**Data provided:**

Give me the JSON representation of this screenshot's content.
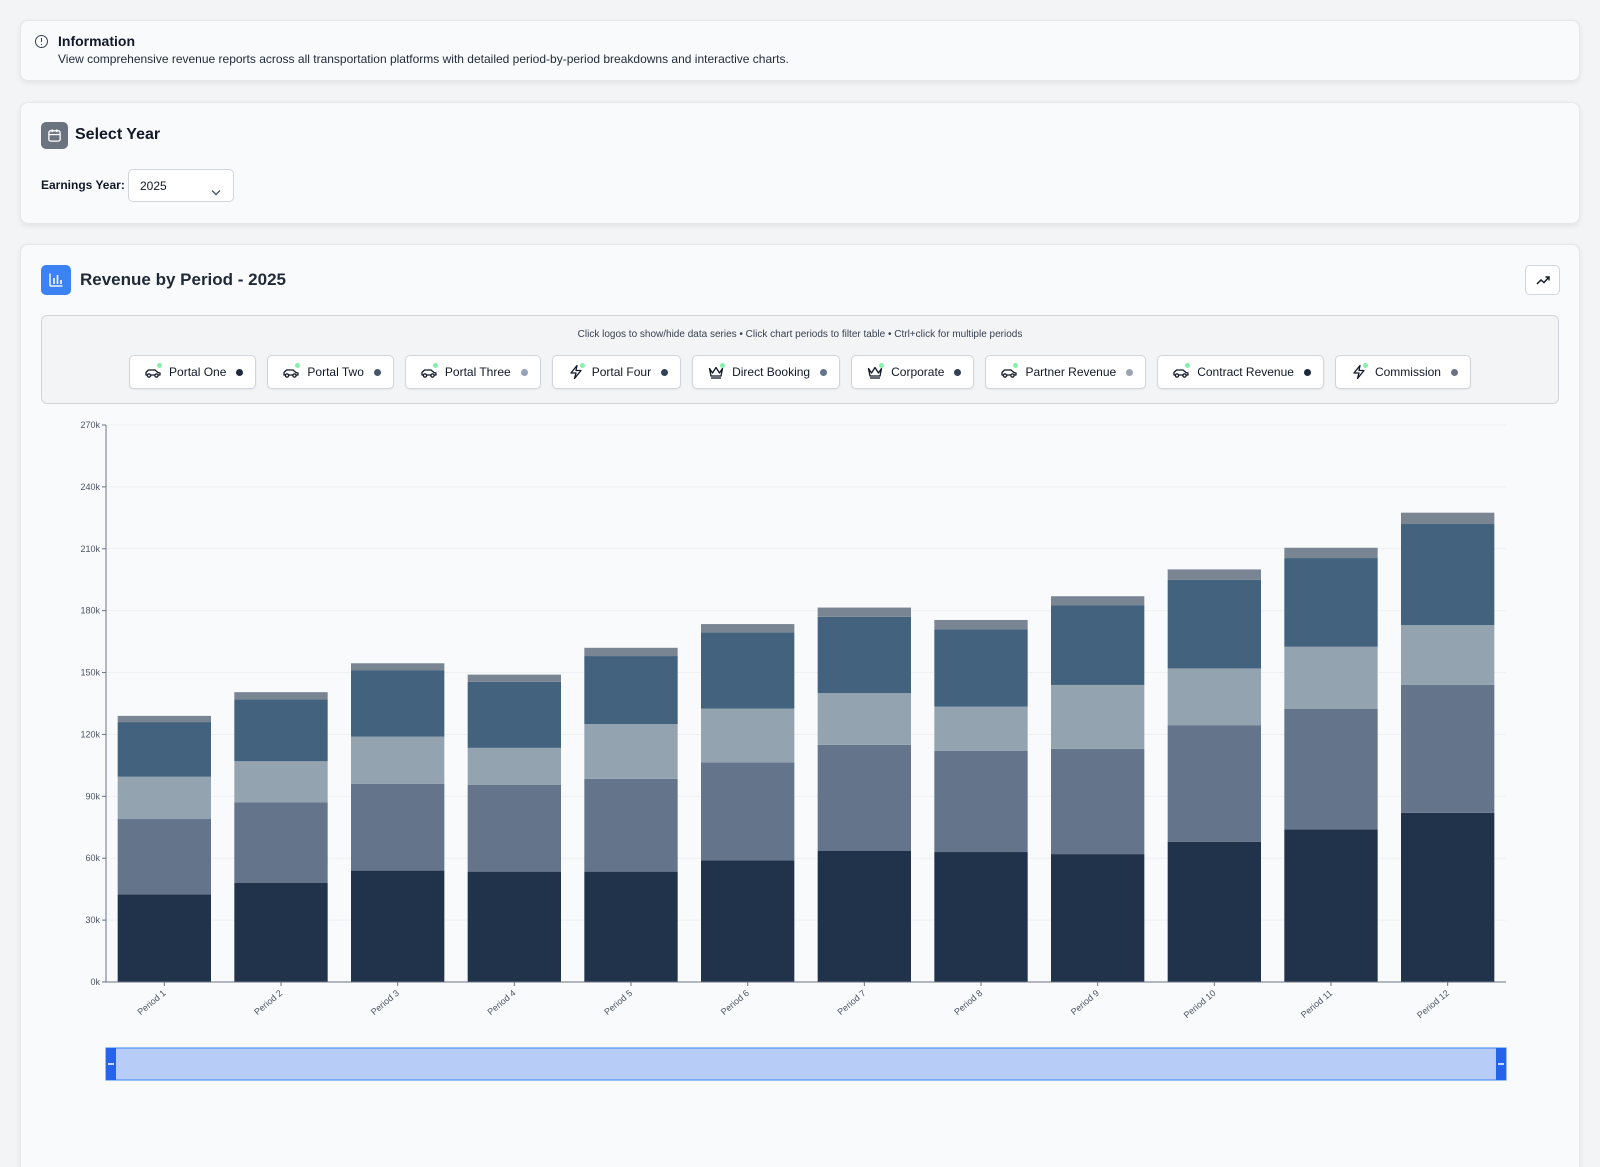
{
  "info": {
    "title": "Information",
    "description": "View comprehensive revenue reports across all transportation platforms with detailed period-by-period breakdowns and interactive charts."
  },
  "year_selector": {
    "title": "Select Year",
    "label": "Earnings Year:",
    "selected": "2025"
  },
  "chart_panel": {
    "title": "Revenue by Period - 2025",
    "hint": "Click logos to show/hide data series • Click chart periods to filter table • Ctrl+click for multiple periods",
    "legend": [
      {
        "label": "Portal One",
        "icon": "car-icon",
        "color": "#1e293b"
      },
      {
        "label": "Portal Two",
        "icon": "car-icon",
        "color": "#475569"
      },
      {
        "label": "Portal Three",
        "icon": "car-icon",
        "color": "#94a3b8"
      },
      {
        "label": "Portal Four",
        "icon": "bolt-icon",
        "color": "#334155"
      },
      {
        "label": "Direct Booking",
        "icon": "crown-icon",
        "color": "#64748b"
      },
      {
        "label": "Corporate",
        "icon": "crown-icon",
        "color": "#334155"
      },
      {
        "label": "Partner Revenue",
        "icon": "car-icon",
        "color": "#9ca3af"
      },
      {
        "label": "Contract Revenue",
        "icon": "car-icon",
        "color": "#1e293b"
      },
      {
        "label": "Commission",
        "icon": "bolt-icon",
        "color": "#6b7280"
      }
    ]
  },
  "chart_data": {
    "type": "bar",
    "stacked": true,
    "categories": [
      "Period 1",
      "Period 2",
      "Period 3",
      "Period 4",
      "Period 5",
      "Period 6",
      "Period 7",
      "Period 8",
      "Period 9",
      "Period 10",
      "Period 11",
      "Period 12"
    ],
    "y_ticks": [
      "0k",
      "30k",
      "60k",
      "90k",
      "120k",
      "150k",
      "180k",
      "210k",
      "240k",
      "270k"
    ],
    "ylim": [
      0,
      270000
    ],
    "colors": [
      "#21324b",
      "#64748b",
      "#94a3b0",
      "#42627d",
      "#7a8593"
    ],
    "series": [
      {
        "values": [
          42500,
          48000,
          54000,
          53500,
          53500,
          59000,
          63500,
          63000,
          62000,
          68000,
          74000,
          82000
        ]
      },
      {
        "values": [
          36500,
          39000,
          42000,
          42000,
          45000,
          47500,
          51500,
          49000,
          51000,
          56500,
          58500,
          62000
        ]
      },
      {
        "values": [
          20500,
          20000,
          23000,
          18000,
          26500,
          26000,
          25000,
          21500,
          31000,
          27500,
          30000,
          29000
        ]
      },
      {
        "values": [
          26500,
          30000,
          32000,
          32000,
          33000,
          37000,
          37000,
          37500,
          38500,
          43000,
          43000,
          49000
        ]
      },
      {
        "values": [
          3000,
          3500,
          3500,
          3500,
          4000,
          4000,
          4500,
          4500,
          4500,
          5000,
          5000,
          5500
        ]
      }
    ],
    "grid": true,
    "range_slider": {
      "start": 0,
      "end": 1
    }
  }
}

==

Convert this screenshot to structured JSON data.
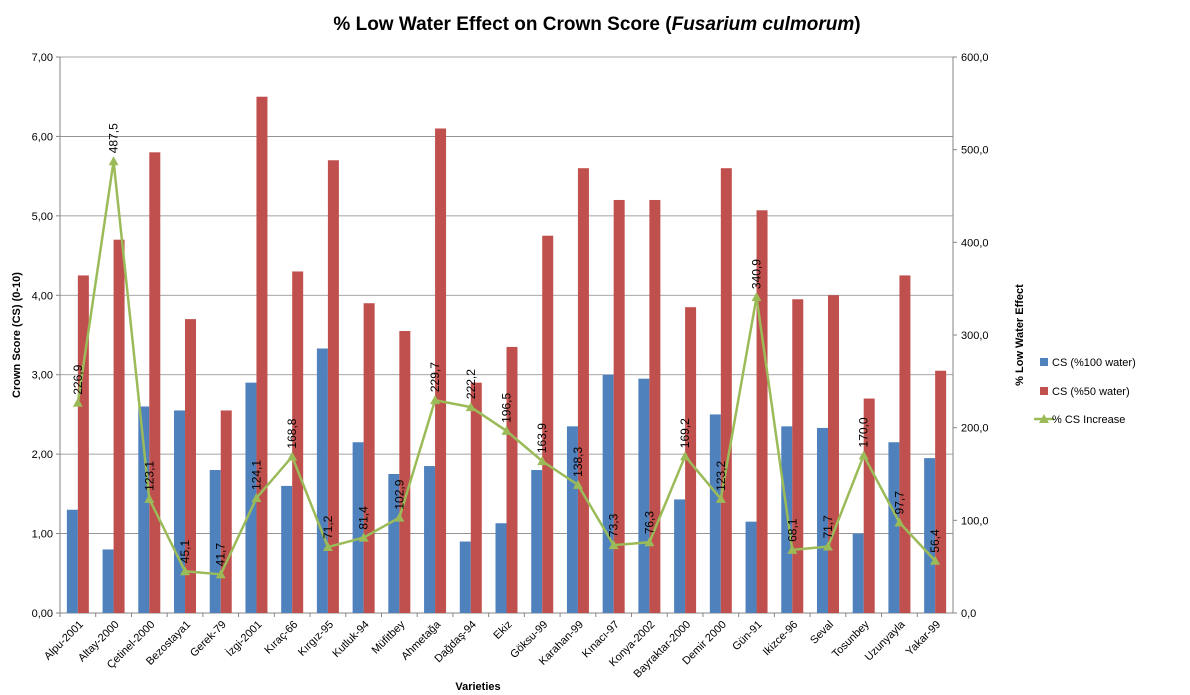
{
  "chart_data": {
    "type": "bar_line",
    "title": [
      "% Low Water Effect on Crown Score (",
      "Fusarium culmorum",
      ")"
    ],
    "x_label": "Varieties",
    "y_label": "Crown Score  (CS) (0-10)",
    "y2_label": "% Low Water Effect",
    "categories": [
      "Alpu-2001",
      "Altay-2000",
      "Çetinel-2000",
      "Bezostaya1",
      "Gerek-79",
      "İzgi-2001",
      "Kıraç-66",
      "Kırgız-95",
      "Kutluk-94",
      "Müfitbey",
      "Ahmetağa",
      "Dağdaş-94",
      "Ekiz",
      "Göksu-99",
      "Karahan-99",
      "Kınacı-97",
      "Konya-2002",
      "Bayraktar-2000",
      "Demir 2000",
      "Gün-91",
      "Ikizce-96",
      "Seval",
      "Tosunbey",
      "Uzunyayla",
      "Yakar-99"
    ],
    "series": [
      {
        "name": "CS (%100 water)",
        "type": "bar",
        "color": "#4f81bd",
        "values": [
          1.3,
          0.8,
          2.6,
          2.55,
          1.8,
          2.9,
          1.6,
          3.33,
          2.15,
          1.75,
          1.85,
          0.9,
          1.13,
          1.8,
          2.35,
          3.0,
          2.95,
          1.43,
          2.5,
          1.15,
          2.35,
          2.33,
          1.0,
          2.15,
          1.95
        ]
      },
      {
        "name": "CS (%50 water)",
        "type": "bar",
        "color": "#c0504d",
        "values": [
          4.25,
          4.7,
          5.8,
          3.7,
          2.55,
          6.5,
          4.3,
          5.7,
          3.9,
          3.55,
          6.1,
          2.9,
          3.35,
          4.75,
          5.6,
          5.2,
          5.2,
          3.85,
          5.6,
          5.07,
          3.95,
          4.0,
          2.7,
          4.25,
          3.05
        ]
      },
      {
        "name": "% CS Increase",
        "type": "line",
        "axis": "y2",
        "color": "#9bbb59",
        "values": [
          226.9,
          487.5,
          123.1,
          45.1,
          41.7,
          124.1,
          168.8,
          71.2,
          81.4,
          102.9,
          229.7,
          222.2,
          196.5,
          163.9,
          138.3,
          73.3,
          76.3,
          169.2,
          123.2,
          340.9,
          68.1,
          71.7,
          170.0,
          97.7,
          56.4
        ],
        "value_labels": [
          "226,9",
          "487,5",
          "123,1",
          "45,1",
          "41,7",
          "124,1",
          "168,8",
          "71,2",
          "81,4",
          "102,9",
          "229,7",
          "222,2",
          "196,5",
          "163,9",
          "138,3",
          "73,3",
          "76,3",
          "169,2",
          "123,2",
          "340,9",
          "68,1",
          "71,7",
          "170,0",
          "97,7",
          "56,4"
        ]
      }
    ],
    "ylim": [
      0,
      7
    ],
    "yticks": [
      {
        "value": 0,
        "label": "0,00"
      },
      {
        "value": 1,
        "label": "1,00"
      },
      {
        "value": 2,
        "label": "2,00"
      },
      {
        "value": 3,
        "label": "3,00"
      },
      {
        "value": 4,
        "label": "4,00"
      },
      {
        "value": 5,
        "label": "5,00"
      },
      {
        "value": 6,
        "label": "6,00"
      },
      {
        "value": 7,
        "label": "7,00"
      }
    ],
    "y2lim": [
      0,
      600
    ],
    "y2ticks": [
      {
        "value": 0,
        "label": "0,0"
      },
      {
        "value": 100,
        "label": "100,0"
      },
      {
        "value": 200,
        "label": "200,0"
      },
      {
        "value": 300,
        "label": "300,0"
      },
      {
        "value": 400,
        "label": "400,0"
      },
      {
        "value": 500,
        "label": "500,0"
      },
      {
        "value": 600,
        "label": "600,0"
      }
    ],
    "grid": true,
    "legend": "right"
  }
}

**Directions:** List each line holding the string "Portal".

**Full solution:**
        "label": "Portal One",
        "label": "Portal Two",
        "label": "Portal Three",
        "label": "Portal Four",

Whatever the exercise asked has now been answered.